(Data entries)
________
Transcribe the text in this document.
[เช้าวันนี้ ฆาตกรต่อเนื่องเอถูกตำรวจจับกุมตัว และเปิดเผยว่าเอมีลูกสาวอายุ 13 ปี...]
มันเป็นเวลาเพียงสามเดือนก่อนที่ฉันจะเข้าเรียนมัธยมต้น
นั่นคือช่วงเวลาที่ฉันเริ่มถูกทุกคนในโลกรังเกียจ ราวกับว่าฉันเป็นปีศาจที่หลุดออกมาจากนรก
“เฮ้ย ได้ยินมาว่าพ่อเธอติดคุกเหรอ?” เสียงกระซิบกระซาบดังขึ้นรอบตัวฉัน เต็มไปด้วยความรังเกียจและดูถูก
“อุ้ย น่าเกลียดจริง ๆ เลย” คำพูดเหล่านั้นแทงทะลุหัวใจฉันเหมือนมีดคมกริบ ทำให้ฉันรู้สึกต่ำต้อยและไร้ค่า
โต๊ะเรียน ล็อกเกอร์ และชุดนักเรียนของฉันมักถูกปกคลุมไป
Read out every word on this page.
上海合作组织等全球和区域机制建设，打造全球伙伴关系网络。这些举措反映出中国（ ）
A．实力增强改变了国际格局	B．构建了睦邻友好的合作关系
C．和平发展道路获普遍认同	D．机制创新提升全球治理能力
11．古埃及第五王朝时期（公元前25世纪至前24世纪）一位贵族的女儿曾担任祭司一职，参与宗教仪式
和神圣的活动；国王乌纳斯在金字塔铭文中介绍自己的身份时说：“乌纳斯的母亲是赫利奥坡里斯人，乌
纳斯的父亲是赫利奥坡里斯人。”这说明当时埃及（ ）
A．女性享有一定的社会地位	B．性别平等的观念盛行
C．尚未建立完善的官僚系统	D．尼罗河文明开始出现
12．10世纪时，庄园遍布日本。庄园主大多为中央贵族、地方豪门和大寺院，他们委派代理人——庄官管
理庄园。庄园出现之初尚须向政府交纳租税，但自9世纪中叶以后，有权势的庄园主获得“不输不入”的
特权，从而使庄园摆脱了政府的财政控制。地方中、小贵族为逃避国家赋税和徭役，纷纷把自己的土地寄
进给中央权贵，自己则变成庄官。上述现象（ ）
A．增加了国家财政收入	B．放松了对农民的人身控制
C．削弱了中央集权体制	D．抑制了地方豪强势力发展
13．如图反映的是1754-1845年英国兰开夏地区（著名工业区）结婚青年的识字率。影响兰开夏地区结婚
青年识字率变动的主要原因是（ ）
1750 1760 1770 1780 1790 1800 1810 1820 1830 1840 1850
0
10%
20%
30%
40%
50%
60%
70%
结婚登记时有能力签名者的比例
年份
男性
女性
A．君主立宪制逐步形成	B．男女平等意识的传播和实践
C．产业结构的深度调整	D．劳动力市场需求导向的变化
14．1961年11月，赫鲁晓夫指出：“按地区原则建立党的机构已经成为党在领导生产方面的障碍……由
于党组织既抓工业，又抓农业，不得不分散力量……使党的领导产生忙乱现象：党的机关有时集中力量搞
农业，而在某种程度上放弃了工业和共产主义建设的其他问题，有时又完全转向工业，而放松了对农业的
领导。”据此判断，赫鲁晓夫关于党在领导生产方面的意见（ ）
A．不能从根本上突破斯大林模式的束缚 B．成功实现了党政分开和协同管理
________
## CHALLENGE
Filter the entries down to the lines containing "this". Copy each of those lines.

## FINAL RESULT
Transcribe the text in this document.
Read out every word on this page.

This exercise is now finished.